=== DO THIS ===
Render each line of the entries as a JSON list of strings, one string per line, leaving out blank lines and any pictures.

(Lines of data)
====

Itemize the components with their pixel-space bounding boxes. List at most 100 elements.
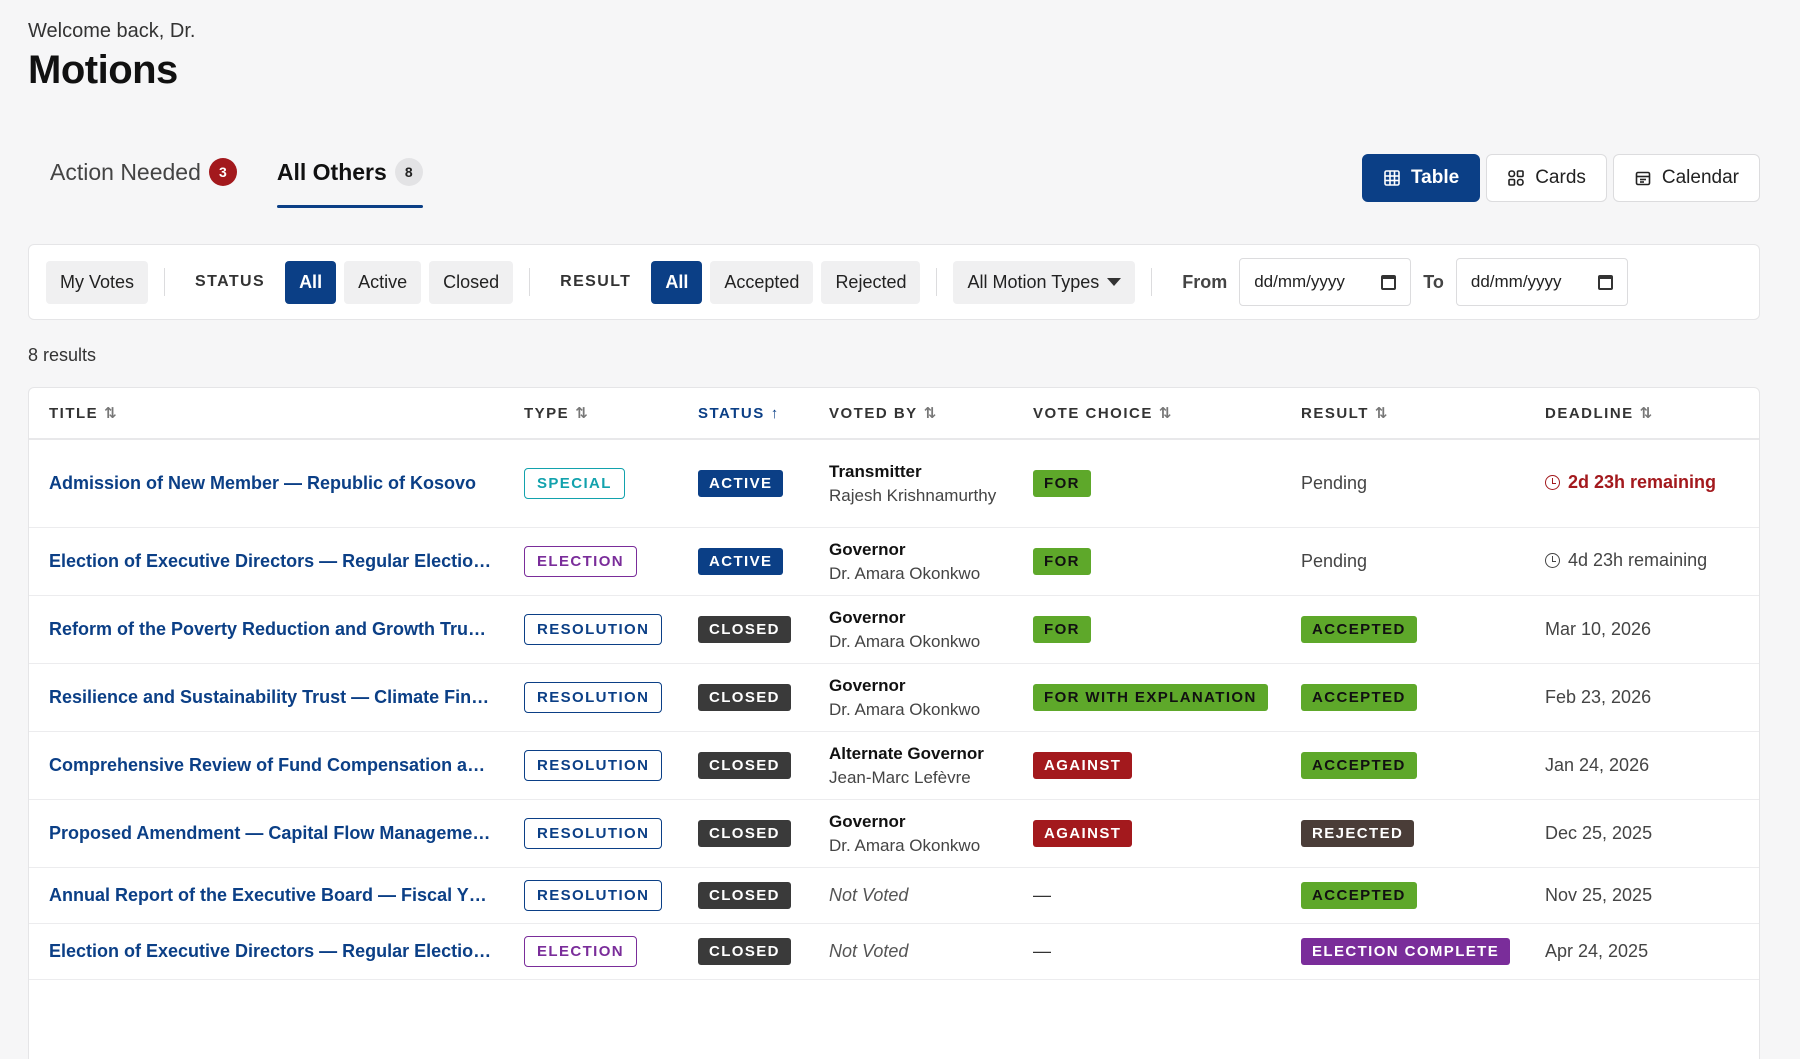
voter-name: Rajesh Krishnamurthy [829,485,997,505]
calendar-view-button[interactable]: Calendar [1612,154,1760,202]
motion-title-link[interactable]: Election of Executive Directors — Regula… [49,941,492,961]
table-row[interactable]: Proposed Amendment — Capital Flow Manage… [29,800,1759,868]
table-row[interactable]: Election of Executive Directors — Regula… [29,528,1759,596]
type-tag: ELECTION [524,546,638,577]
vote-choice-cell: FOR [1033,548,1301,575]
column-header-vote-choice[interactable]: VOTE CHOICE ⇅ [1033,404,1301,423]
status-cell: CLOSED [698,616,829,643]
column-header-result[interactable]: RESULT ⇅ [1301,404,1545,423]
result-pending: Pending [1301,551,1368,571]
deadline: Mar 10, 2026 [1545,619,1651,640]
result-cell: ACCEPTED [1301,752,1545,779]
result-cell: REJECTED [1301,820,1545,847]
result-badge: ACCEPTED [1301,752,1417,779]
cards-view-button[interactable]: Cards [1486,154,1607,202]
empty-value: — [1033,885,1051,905]
column-header-title[interactable]: TITLE ⇅ [29,404,524,423]
voter-role: Alternate Governor [829,743,984,763]
my-votes-filter[interactable]: My Votes [46,260,149,304]
to-date-placeholder: dd/mm/yyyy [1470,272,1562,291]
deadline-cell: Apr 24, 2025 [1545,941,1759,962]
result-filter-rejected[interactable]: Rejected [821,260,921,304]
deadline-text: Mar 10, 2026 [1545,619,1652,639]
to-date-input[interactable]: dd/mm/yyyy [1455,258,1628,306]
column-label: RESULT [1301,404,1369,422]
filter-bar: My Votes STATUS All Active Closed RESULT… [28,244,1760,320]
status-filter-label: STATUS [195,273,266,290]
status-filter-closed[interactable]: Closed [429,260,514,304]
motion-type-select[interactable]: All Motion Types [953,260,1136,304]
type-tag: SPECIAL [524,468,625,499]
status-badge: CLOSED [698,938,791,965]
title-cell: Admission of New Member — Republic of Ko… [29,473,524,494]
calendar-icon[interactable] [1597,274,1613,290]
tab-bar: Action Needed 3 All Others 8 [50,158,423,208]
deadline: 4d 23h remaining [1545,550,1707,571]
status-filter-all[interactable]: All [285,260,337,304]
title-cell: Election of Executive Directors — Regula… [29,941,524,962]
status-cell: CLOSED [698,882,829,909]
result-cell: Pending [1301,473,1545,494]
status-badge: CLOSED [698,684,791,711]
table-row[interactable]: Election of Executive Directors — Regula… [29,924,1759,980]
status-badge: CLOSED [698,752,791,779]
result-filter-label: RESULT [560,273,632,290]
vote-choice-cell: — [1033,885,1301,906]
sort-icon: ⇅ [1158,405,1172,422]
clock-icon [1545,475,1560,490]
voted-by-cell: Not Voted [829,941,1033,962]
motion-title-link[interactable]: Admission of New Member — Republic of Ko… [49,473,477,493]
vote-choice-cell: AGAINST [1033,752,1301,779]
result-badge: REJECTED [1301,820,1415,847]
deadline-text: 4d 23h remaining [1568,550,1708,570]
column-header-type[interactable]: TYPE ⇅ [524,404,698,423]
motion-title-link[interactable]: Proposed Amendment — Capital Flow Manage… [49,823,491,843]
title-cell: Annual Report of the Executive Board — F… [29,885,524,906]
voter-role: Governor [829,539,906,559]
deadline-text: Feb 23, 2026 [1545,687,1652,707]
voter-name: Dr. Amara Okonkwo [829,835,981,855]
motion-title-link[interactable]: Resilience and Sustainability Trust — Cl… [49,687,490,707]
deadline: Jan 24, 2026 [1545,755,1649,776]
empty-value: — [1033,941,1051,961]
table-row[interactable]: Comprehensive Review of Fund Compensatio… [29,732,1759,800]
sort-icon: ⇅ [1639,405,1653,422]
result-cell: ACCEPTED [1301,882,1545,909]
vote-choice-badge: AGAINST [1033,820,1133,847]
voter-name: Dr. Amara Okonkwo [829,699,981,719]
column-header-deadline[interactable]: DEADLINE ⇅ [1545,404,1759,423]
result-filter-accepted[interactable]: Accepted [710,260,814,304]
result-filter-all[interactable]: All [651,260,703,304]
title-cell: Proposed Amendment — Capital Flow Manage… [29,823,524,844]
deadline-cell: 2d 23h remaining [1545,472,1759,495]
tab-all-others[interactable]: All Others 8 [276,158,423,208]
type-tag: RESOLUTION [524,880,663,911]
table-row[interactable]: Annual Report of the Executive Board — F… [29,868,1759,924]
column-header-voted-by[interactable]: VOTED BY ⇅ [829,404,1033,423]
table-view-button[interactable]: Table [1361,154,1481,202]
deadline-text: Jan 24, 2026 [1545,755,1650,775]
deadline: Dec 25, 2025 [1545,823,1652,844]
voted-by-cell: Alternate Governor Jean-Marc Lefèvre [829,742,1033,790]
divider [164,268,166,296]
vote-choice-badge: AGAINST [1033,752,1133,779]
calendar-icon[interactable] [1381,274,1397,290]
status-filter-active[interactable]: Active [344,260,422,304]
motion-title-link[interactable]: Comprehensive Review of Fund Compensatio… [49,755,486,775]
motion-title-link[interactable]: Election of Executive Directors — Regula… [49,551,492,571]
table-icon [1384,170,1400,186]
motion-title-link[interactable]: Annual Report of the Executive Board — F… [49,885,487,905]
type-tag: RESOLUTION [524,682,663,713]
motion-title-link[interactable]: Reform of the Poverty Reduction and Grow… [49,619,487,639]
vote-choice-badge: FOR [1033,470,1091,497]
from-date-input[interactable]: dd/mm/yyyy [1239,258,1412,306]
status-badge: ACTIVE [698,548,784,575]
deadline-cell: Jan 24, 2026 [1545,755,1759,776]
tab-label: All Others [276,158,387,185]
table-row[interactable]: Reform of the Poverty Reduction and Grow… [29,596,1759,664]
tab-action-needed[interactable]: Action Needed 3 [50,158,237,208]
table-row[interactable]: Admission of New Member — Republic of Ko… [29,440,1759,528]
voter-name: Jean-Marc Lefèvre [829,767,971,787]
column-header-status[interactable]: STATUS ↑ [698,405,829,422]
table-row[interactable]: Resilience and Sustainability Trust — Cl… [29,664,1759,732]
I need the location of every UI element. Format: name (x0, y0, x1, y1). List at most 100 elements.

====

=== FULL ANSWER ===
[
  "Itemize the components with their pixel-space bounding boxes. List at most 100 elements.",
  "voter-name: Rajesh Krishnamurthy [829,485,997,505]",
  "calendar-view-button[interactable]: Calendar [1612,154,1760,202]",
  "motion-title-link[interactable]: Election of Executive Directors — Regula… [49,941,492,961]",
  "table-row[interactable]: Proposed Amendment — Capital Flow Manage… [29,800,1759,868]",
  "table-row[interactable]: Election of Executive Directors — Regula… [29,528,1759,596]",
  "type-tag: ELECTION [524,546,638,577]",
  "vote-choice-cell: FOR [1033,548,1301,575]",
  "column-header-vote-choice[interactable]: VOTE CHOICE ⇅ [1033,404,1301,423]",
  "status-cell: CLOSED [698,616,829,643]",
  "column-header-result[interactable]: RESULT ⇅ [1301,404,1545,423]",
  "result-pending: Pending [1301,551,1368,571]",
  "deadline: Mar 10, 2026 [1545,619,1651,640]",
  "result-cell: ACCEPTED [1301,752,1545,779]",
  "result-cell: REJECTED [1301,820,1545,847]",
  "result-badge: ACCEPTED [1301,752,1417,779]",
  "cards-view-button[interactable]: Cards [1486,154,1607,202]",
  "empty-value: — [1033,885,1051,905]",
  "column-header-title[interactable]: TITLE ⇅ [29,404,524,423]",
  "voter-role: Alternate Governor [829,743,984,763]",
  "my-votes-filter[interactable]: My Votes [46,260,149,304]",
  "to-date-placeholder: dd/mm/yyyy [1470,272,1562,291]",
  "deadline-cell: Apr 24, 2025 [1545,941,1759,962]",
  "result-filter-rejected[interactable]: Rejected [821,260,921,304]",
  "deadline-text: Mar 10, 2026 [1545,619,1652,639]",
  "to-date-input[interactable]: dd/mm/yyyy [1455,258,1628,306]",
  "column-label: RESULT [1301,404,1369,422]",
  "filter-bar: My Votes STATUS All Active Closed RESULT… [28,244,1760,320]",
  "status-filter-label: STATUS [195,273,266,290]",
  "status-filter-closed[interactable]: Closed [429,260,514,304]",
  "motion-type-select[interactable]: All Motion Types [953,260,1136,304]",
  "type-tag: SPECIAL [524,468,625,499]",
  "status-badge: CLOSED [698,938,791,965]",
  "title-cell: Admission of New Member — Republic of Ko… [29,473,524,494]",
  "calendar-icon[interactable] [1597,274,1613,290]",
  "tab-bar: Action Needed 3 All Others 8 [50,158,423,208]",
  "deadline: 4d 23h remaining [1545,550,1707,571]",
  "status-filter-all[interactable]: All [285,260,337,304]",
  "title-cell: Election of Executive Directors — Regula… [29,941,524,962]",
  "status-cell: CLOSED [698,882,829,909]",
  "result-cell: Pending [1301,473,1545,494]",
  "status-badge: CLOSED [698,684,791,711]",
  "table-row[interactable]: Election of Executive Directors — Regula… [29,924,1759,980]",
  "status-badge: CLOSED [698,752,791,779]",
  "result-filter-label: RESULT [560,273,632,290]",
  "vote-choice-cell: — [1033,885,1301,906]",
  "sort-icon: ⇅ [1158,405,1172,422]",
  "clock-icon [1545,475,1560,490]",
  "voted-by-cell: Not Voted [829,941,1033,962]",
  "motion-title-link[interactable]: Admission of New Member — Republic of Ko… [49,473,477,493]",
  "vote-choice-cell: AGAINST [1033,752,1301,779]",
  "result-badge: REJECTED [1301,820,1415,847]",
  "deadline-text: 4d 23h remaining [1568,550,1708,570]",
  "column-header-type[interactable]: TYPE ⇅ [524,404,698,423]",
  "motion-title-link[interactable]: Proposed Amendment — Capital Flow Manage… [49,823,491,843]",
  "title-cell: Annual Report of the Executive Board — F… [29,885,524,906]",
  "voter-role: Governor [829,539,906,559]",
  "deadline-text: Feb 23, 2026 [1545,687,1652,707]",
  "voter-name: Dr. Amara Okonkwo [829,835,981,855]",
  "motion-title-link[interactable]: Resilience and Sustainability Trust — Cl… [49,687,490,707]",
  "deadline: Jan 24, 2026 [1545,755,1649,776]",
  "empty-value: — [1033,941,1051,961]",
  "table-row[interactable]: Comprehensive Review of Fund Compensatio… [29,732,1759,800]",
  "sort-icon: ⇅ [1639,405,1653,422]",
  "result-cell: ACCEPTED [1301,882,1545,909]",
  "vote-choice-badge: AGAINST [1033,820,1133,847]",
  "voter-name: Dr. Amara Okonkwo [829,699,981,719]",
  "column-header-deadline[interactable]: DEADLINE ⇅ [1545,404,1759,423]",
  "result-filter-accepted[interactable]: Accepted [710,260,814,304]",
  "result-filter-all[interactable]: All [651,260,703,304]",
  "title-cell: Proposed Amendment — Capital Flow Manage… [29,823,524,844]",
  "deadline-cell: 2d 23h remaining [1545,472,1759,495]",
  "tab-all-others[interactable]: All Others 8 [276,158,423,208]",
  "type-tag: RESOLUTION [524,880,663,911]",
  "table-row[interactable]: Annual Report of the Executive Board — F… [29,868,1759,924]",
  "column-header-voted-by[interactable]: VOTED BY ⇅ [829,404,1033,423]",
  "table-view-button[interactable]: Table [1361,154,1481,202]",
  "deadline-text: Jan 24, 2026 [1545,755,1650,775]",
  "deadline: Dec 25, 2025 [1545,823,1652,844]",
  "voted-by-cell: Alternate Governor Jean-Marc Lefèvre [829,742,1033,790]",
  "divider [164,268,166,296]",
  "vote-choice-badge: AGAINST [1033,752,1133,779]",
  "calendar-icon[interactable] [1381,274,1397,290]",
  "status-filter-active[interactable]: Active [344,260,422,304]",
  "motion-title-link[interactable]: Comprehensive Review of Fund Compensatio… [49,755,486,775]",
  "motion-title-link[interactable]: Election of Executive Directors — Regula… [49,551,492,571]",
  "table-icon [1384,170,1400,186]",
  "motion-title-link[interactable]: Annual Report of the Executive Board — F… [49,885,487,905]",
  "type-tag: RESOLUTION [524,682,663,713]",
  "motion-title-link[interactable]: Reform of the Poverty Reduction and Grow… [49,619,487,639]",
  "vote-choice-badge: FOR [1033,470,1091,497]",
  "from-date-input[interactable]: dd/mm/yyyy [1239,258,1412,306]",
  "status-badge: ACTIVE [698,548,784,575]",
  "deadline-cell: Jan 24, 2026 [1545,755,1759,776]",
  "tab-label: All Others [276,158,387,185]",
  "table-row[interactable]: Reform of the Poverty Reduction and Grow… [29,596,1759,664]",
  "tab-action-needed[interactable]: Action Needed 3 [50,158,237,208]",
  "table-row[interactable]: Admission of New Member — Republic of Ko… [29,440,1759,528]",
  "voter-name: Jean-Marc Lefèvre [829,767,971,787]",
  "column-header-status[interactable]: STATUS ↑ [698,405,829,422]",
  "table-row[interactable]: Resilience and Sustainability Trust — Cl… [29,664,1759,732]",
  "I need the location of every UI element. Format: name (x0, y0, x1, y1). List at most 100 elements."
]